### WORK INSTRUCTIONS
Using the data below, copy every line that contains the word "JSON".

### DATA TO USE
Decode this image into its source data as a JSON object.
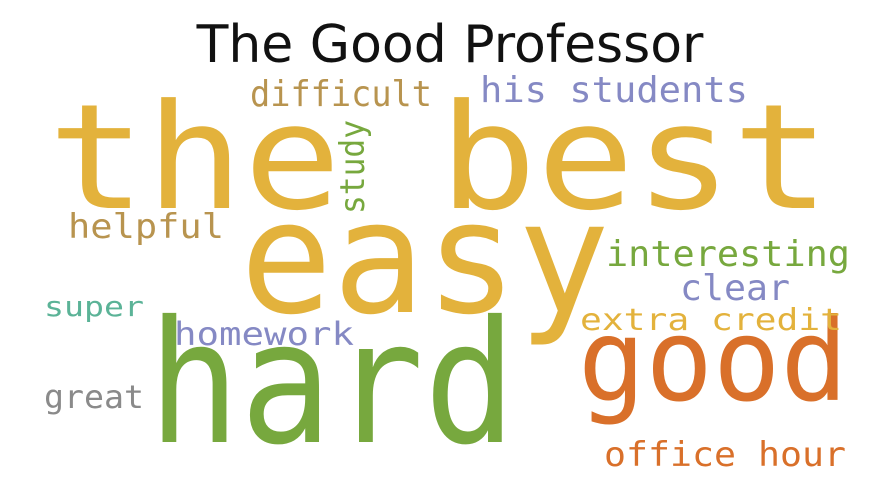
{
  "title": "The Good Professor",
  "words": [
    {
      "text": "the best",
      "color": "#E3B23C"
    },
    {
      "text": "easy",
      "color": "#E3B23C"
    },
    {
      "text": "hard",
      "color": "#77A83E"
    },
    {
      "text": "good",
      "color": "#D9702A"
    },
    {
      "text": "difficult",
      "color": "#B8944F"
    },
    {
      "text": "his students",
      "color": "#8589C4"
    },
    {
      "text": "study",
      "color": "#77A83E"
    },
    {
      "text": "helpful",
      "color": "#B8944F"
    },
    {
      "text": "interesting",
      "color": "#77A83E"
    },
    {
      "text": "clear",
      "color": "#8589C4"
    },
    {
      "text": "super",
      "color": "#5BB397"
    },
    {
      "text": "extra credit",
      "color": "#E3B23C"
    },
    {
      "text": "homework",
      "color": "#8589C4"
    },
    {
      "text": "great",
      "color": "#8A8A8A"
    },
    {
      "text": "office hour",
      "color": "#D9702A"
    }
  ]
}
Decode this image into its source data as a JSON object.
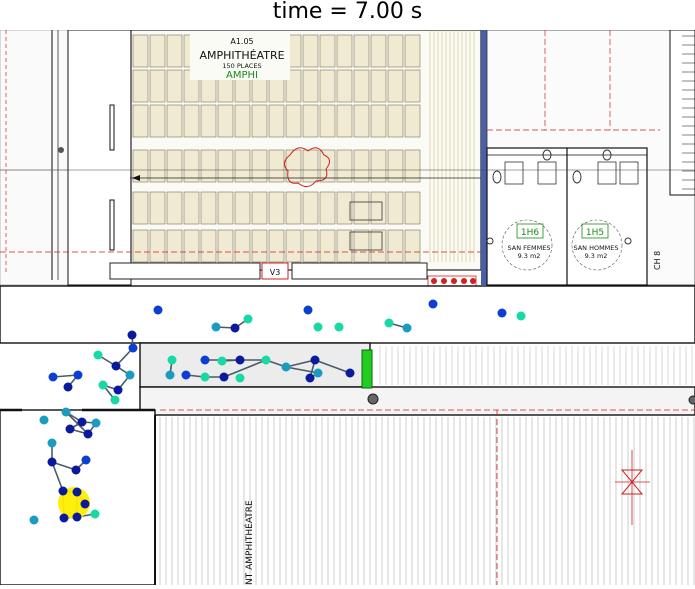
{
  "title": "time = 7.00 s",
  "plan_labels": {
    "room_code": "A1.05",
    "room_name": "AMPHITHÉATRE",
    "room_capacity": "150 PLACES",
    "room_tag": "AMPHI",
    "wc_women_code": "1H6",
    "wc_women_name": "SAN FEMMES",
    "wc_women_area": "9.3 m2",
    "wc_men_code": "1H5",
    "wc_men_name": "SAN HOMMES",
    "wc_men_area": "9.3 m2",
    "bottom_label": "NT AMPHITHÉATRE",
    "vertical_label": "CH 8",
    "door_tag": "V3"
  },
  "colors": {
    "agent_blue": "#0b3fd1",
    "agent_navy": "#0a1a9c",
    "agent_teal": "#1a9bc0",
    "agent_cyan": "#17d9a6",
    "link_gray": "#4a5a6a",
    "highlight": "#ffee00",
    "exit_green": "#22cc22",
    "plan_line": "#444444",
    "wall": "#111111",
    "seat_fill": "#f0ead2",
    "dashed_red": "#d02020"
  }
}
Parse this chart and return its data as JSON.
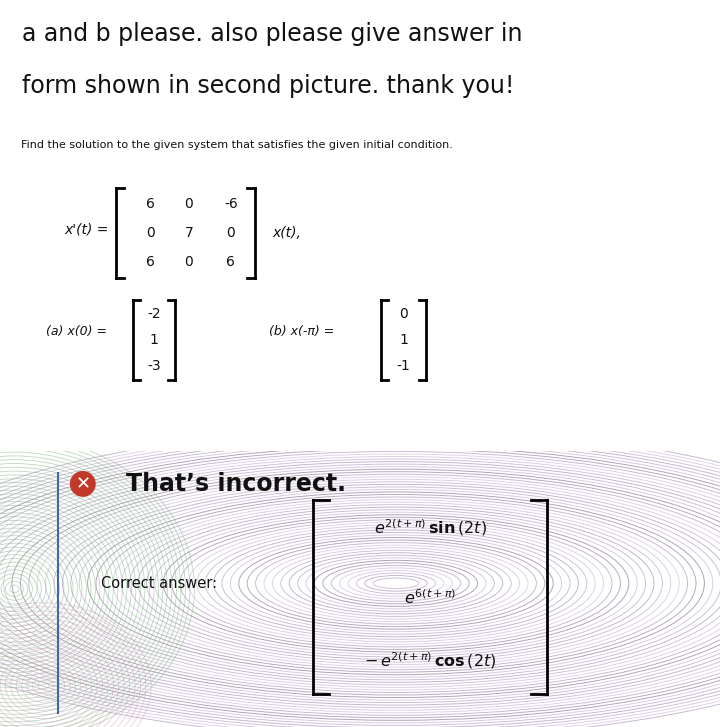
{
  "title_line1": "a and b please. also please give answer in",
  "title_line2": "form shown in second picture. thank you!",
  "problem_text": "Find the solution to the given system that satisfies the given initial condition.",
  "matrix_rows": [
    [
      "6",
      "0",
      "-6"
    ],
    [
      "0",
      "7",
      "0"
    ],
    [
      "6",
      "0",
      "6"
    ]
  ],
  "ic_a_label": "(a) x(0) =",
  "ic_a_vec": [
    "-2",
    "1",
    "-3"
  ],
  "ic_b_label": "(b) x(-π) =",
  "ic_b_vec": [
    "0",
    "1",
    "-1"
  ],
  "incorrect_text": "That’s incorrect.",
  "correct_label": "Correct answer:",
  "incorrect_red": "#c0392b",
  "title_bg": "#ffffff",
  "prob_bg": "#d8d8d8",
  "bot_bg": "#c8bcd0",
  "swirl_colors": [
    "#d8cce0",
    "#ccc0d8",
    "#c4b8cc",
    "#d0c4d8",
    "#dcd0e4",
    "#e0d4e8",
    "#c8bcd0",
    "#b8acbe",
    "#b0a4b8"
  ],
  "green_swirl": "#8ab88a"
}
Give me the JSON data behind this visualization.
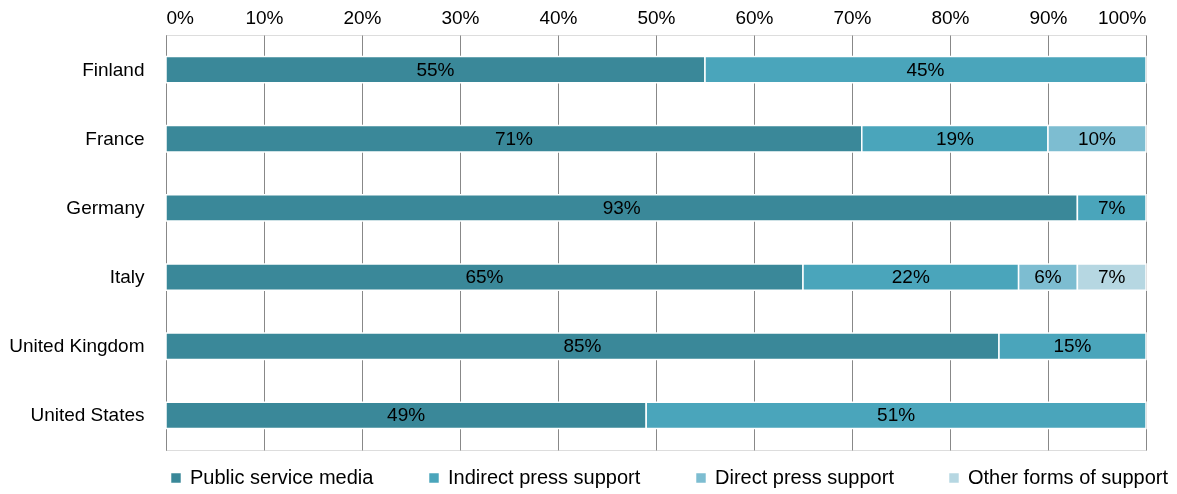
{
  "chart_data": {
    "type": "bar",
    "orientation": "horizontal",
    "stacked": true,
    "categories": [
      "Finland",
      "France",
      "Germany",
      "Italy",
      "United Kingdom",
      "United States"
    ],
    "series": [
      {
        "name": "Public service media",
        "color": "#3a8899",
        "values": [
          55,
          71,
          93,
          65,
          85,
          49
        ],
        "value_labels": [
          "55%",
          "71%",
          "93%",
          "65%",
          "85%",
          "49%"
        ]
      },
      {
        "name": "Indirect press support",
        "color": "#4aa5bb",
        "values": [
          45,
          19,
          7,
          22,
          15,
          51
        ],
        "value_labels": [
          "45%",
          "19%",
          "7%",
          "22%",
          "15%",
          "51%"
        ]
      },
      {
        "name": "Direct press support",
        "color": "#7dbdd1",
        "values": [
          null,
          10,
          null,
          6,
          null,
          null
        ],
        "value_labels": [
          null,
          "10%",
          null,
          "6%",
          null,
          null
        ]
      },
      {
        "name": "Other forms of support",
        "color": "#b6d7e2",
        "values": [
          null,
          null,
          null,
          7,
          null,
          null
        ],
        "value_labels": [
          null,
          null,
          null,
          "7%",
          null,
          null
        ]
      }
    ],
    "xlim": [
      0,
      100
    ],
    "xticks": [
      {
        "value": 0,
        "label": "0%"
      },
      {
        "value": 10,
        "label": "10%"
      },
      {
        "value": 20,
        "label": "20%"
      },
      {
        "value": 30,
        "label": "30%"
      },
      {
        "value": 40,
        "label": "40%"
      },
      {
        "value": 50,
        "label": "50%"
      },
      {
        "value": 60,
        "label": "60%"
      },
      {
        "value": 70,
        "label": "70%"
      },
      {
        "value": 80,
        "label": "80%"
      },
      {
        "value": 90,
        "label": "90%"
      },
      {
        "value": 100,
        "label": "100%"
      }
    ],
    "grid": "x",
    "legend": "bottom"
  }
}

### ANSWER FOR THIS EXERCISE
Decode this image into its source data as a JSON object.
Decode this image into its source data as a JSON object.
Parse this chart and return its data as JSON.
Give me the JSON data behind this visualization.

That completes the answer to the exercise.